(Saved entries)

## BEGIN

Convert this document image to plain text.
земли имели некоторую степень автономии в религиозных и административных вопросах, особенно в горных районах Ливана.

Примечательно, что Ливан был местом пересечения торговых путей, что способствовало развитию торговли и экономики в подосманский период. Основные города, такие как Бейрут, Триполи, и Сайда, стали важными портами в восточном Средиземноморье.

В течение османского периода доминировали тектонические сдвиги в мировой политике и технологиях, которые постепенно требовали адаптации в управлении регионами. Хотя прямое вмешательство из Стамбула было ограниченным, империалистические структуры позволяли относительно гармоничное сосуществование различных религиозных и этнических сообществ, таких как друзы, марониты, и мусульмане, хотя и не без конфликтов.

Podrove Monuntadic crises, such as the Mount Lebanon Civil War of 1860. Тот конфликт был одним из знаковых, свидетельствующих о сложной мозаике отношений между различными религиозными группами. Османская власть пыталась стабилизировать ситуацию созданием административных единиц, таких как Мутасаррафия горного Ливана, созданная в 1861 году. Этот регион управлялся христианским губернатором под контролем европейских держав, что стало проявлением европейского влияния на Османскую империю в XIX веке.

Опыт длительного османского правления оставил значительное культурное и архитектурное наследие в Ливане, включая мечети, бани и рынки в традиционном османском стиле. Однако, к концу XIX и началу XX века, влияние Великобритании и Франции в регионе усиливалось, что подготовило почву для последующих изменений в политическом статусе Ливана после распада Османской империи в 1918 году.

## END

Every record above should be copied exactly.

→ THE REPLY
Convert this document image to plain text.
земли имели некоторую степень автономии в религиозных и административных вопросах, особенно в горных районах Ливана.

Примечательно, что Ливан был местом пересечения торговых путей, что способствовало развитию торговли и экономики в подосманский период. Основные города, такие как Бейрут, Триполи, и Сайда, стали важными портами в восточном Средиземноморье.

В течение османского периода доминировали тектонические сдвиги в мировой политике и технологиях, которые постепенно требовали адаптации в управлении регионами. Хотя прямое вмешательство из Стамбула было ограниченным, империалистические структуры позволяли относительно гармоничное сосуществование различных религиозных и этнических сообществ, таких как друзы, марониты, и мусульмане, хотя и не без конфликтов.

Podrove Monuntadic crises, such as the Mount Lebanon Civil War of 1860. Тот конфликт был одним из знаковых, свидетельствующих о сложной мозаике отношений между различными религиозными группами. Османская власть пыталась стабилизировать ситуацию созданием административных единиц, таких как Мутасаррафия горного Ливана, созданная в 1861 году. Этот регион управлялся христианским губернатором под контролем европейских держав, что стало проявлением европейского влияния на Османскую империю в XIX веке.

Опыт длительного османского правления оставил значительное культурное и архитектурное наследие в Ливане, включая мечети, бани и рынки в традиционном османском стиле. Однако, к концу XIX и началу XX века, влияние Великобритании и Франции в регионе усиливалось, что подготовило почву для последующих изменений в политическом статусе Ливана после распада Османской империи в 1918 году.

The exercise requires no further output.